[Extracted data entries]
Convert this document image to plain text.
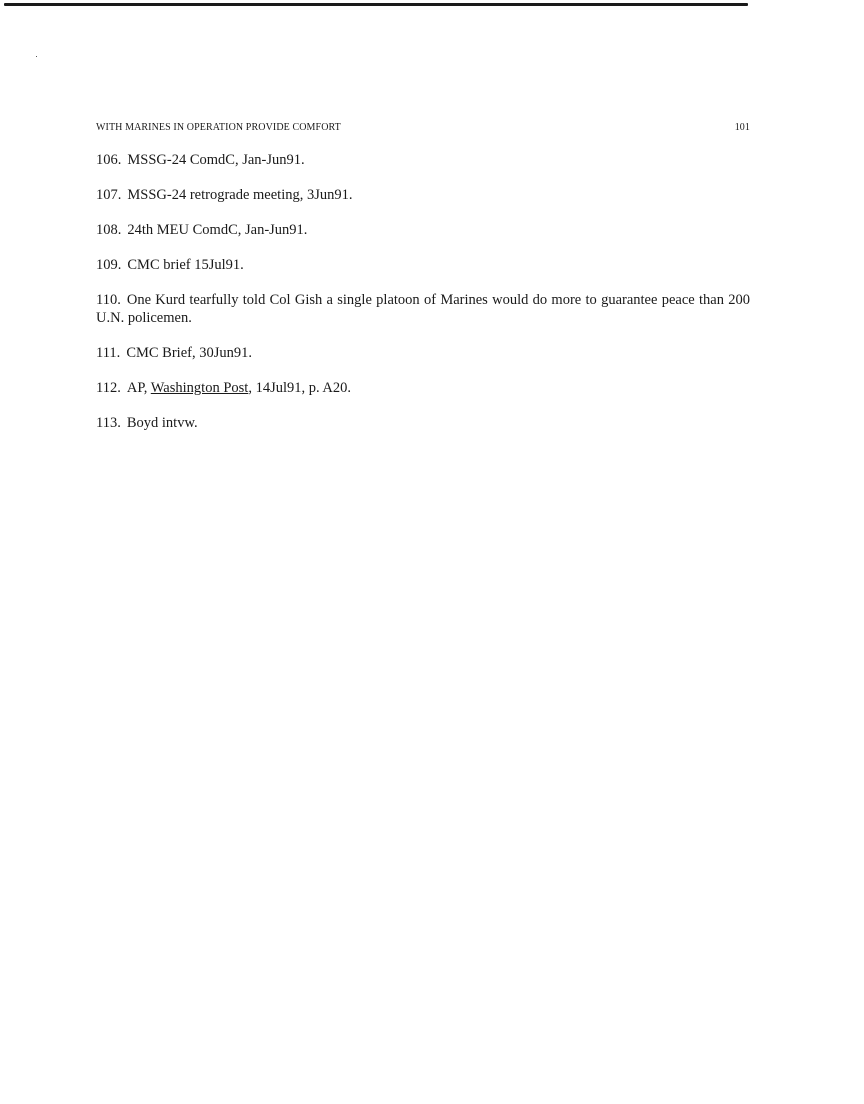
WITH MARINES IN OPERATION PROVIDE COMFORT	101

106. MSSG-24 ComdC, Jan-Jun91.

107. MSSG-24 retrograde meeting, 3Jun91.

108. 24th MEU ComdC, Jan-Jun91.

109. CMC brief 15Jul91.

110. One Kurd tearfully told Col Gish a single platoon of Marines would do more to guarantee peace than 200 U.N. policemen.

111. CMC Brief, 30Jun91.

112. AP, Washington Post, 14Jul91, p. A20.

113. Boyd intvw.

--

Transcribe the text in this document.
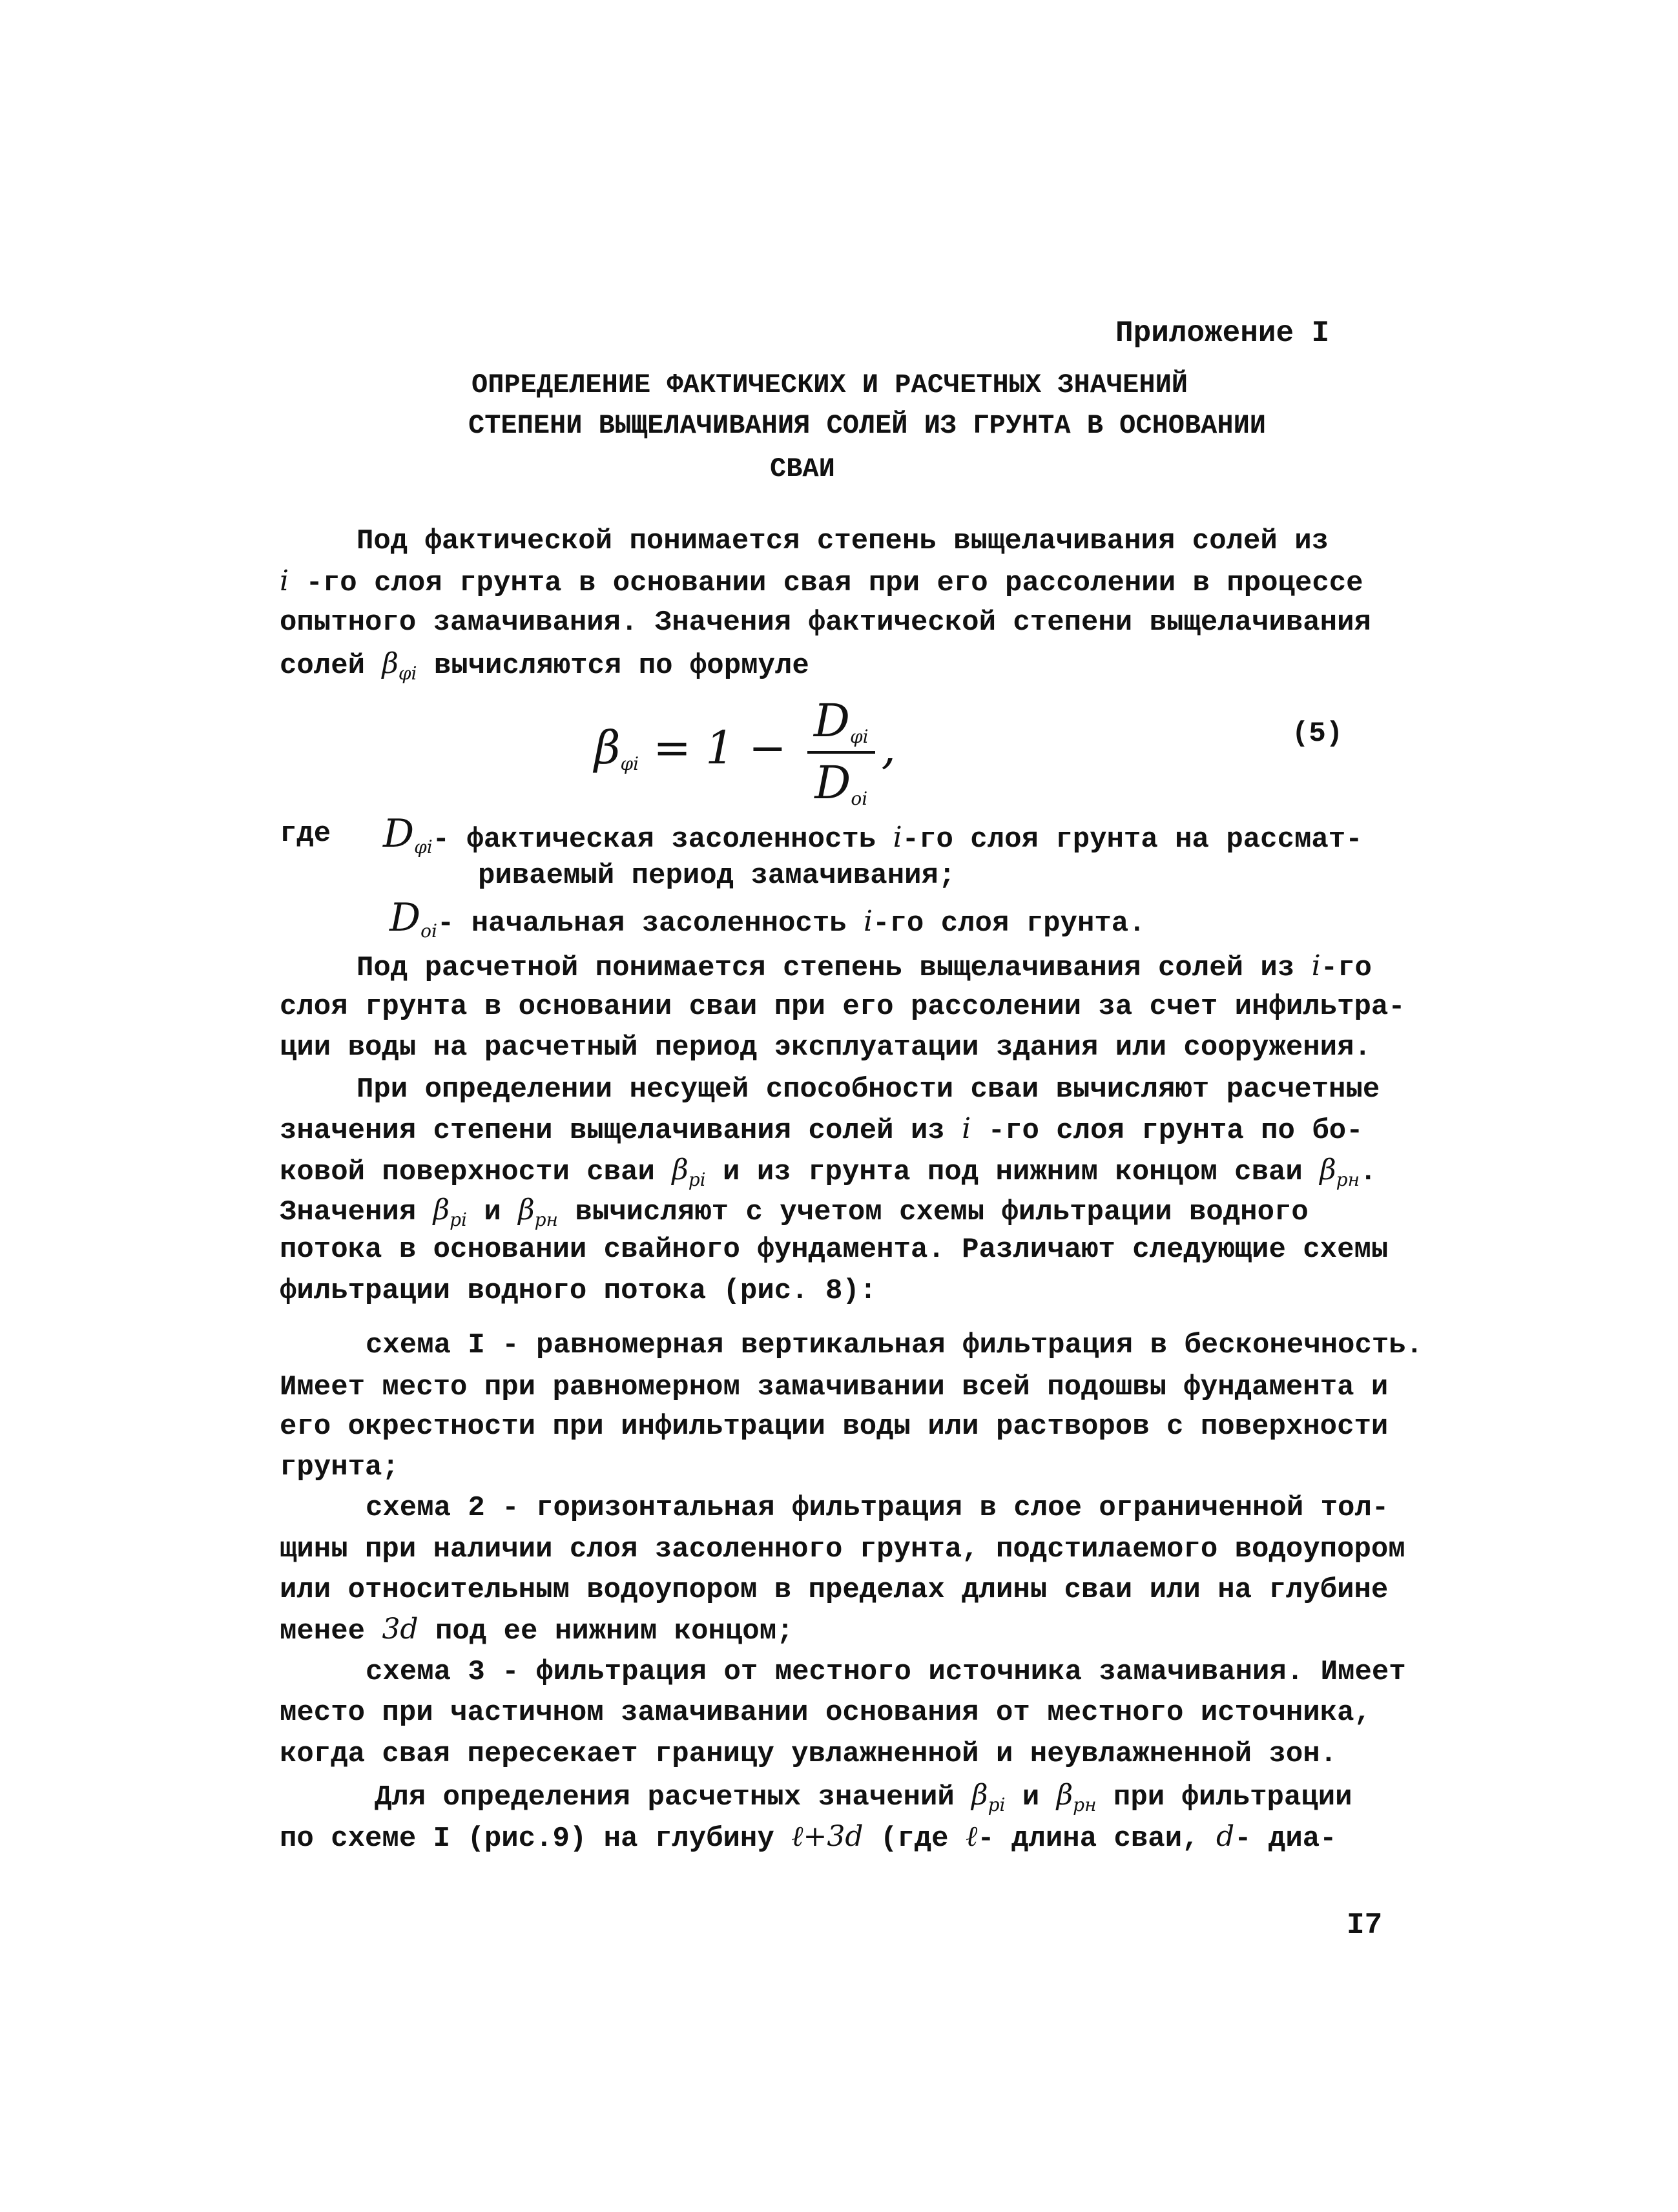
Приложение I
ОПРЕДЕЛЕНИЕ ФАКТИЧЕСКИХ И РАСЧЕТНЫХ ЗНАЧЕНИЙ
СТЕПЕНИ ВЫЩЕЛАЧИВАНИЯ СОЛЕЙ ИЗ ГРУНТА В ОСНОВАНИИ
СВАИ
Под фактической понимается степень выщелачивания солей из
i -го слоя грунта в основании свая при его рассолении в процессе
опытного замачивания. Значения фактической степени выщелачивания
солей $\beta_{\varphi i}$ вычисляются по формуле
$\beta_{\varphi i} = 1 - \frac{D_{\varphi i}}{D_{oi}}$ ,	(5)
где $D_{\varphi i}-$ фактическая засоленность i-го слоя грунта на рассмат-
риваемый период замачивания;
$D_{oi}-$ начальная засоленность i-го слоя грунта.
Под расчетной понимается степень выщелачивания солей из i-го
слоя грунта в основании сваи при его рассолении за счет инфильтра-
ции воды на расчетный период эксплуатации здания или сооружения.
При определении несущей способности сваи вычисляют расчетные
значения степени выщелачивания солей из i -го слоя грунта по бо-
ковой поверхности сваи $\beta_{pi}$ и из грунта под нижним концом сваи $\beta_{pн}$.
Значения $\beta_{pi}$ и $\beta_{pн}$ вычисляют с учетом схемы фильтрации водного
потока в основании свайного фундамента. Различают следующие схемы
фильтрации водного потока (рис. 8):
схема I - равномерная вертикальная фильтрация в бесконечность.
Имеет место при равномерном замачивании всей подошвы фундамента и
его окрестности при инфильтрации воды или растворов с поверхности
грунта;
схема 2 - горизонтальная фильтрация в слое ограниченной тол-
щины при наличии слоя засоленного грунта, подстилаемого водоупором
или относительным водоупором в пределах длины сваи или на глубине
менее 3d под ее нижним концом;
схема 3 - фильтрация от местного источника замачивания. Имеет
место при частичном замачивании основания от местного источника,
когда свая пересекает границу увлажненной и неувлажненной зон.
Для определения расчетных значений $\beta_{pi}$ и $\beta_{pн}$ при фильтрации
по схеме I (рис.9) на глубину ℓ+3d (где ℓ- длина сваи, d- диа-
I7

### What the task asks
Report how many lines above hold the string "понимается", giving nothing but the number.

### Solution to the problem
2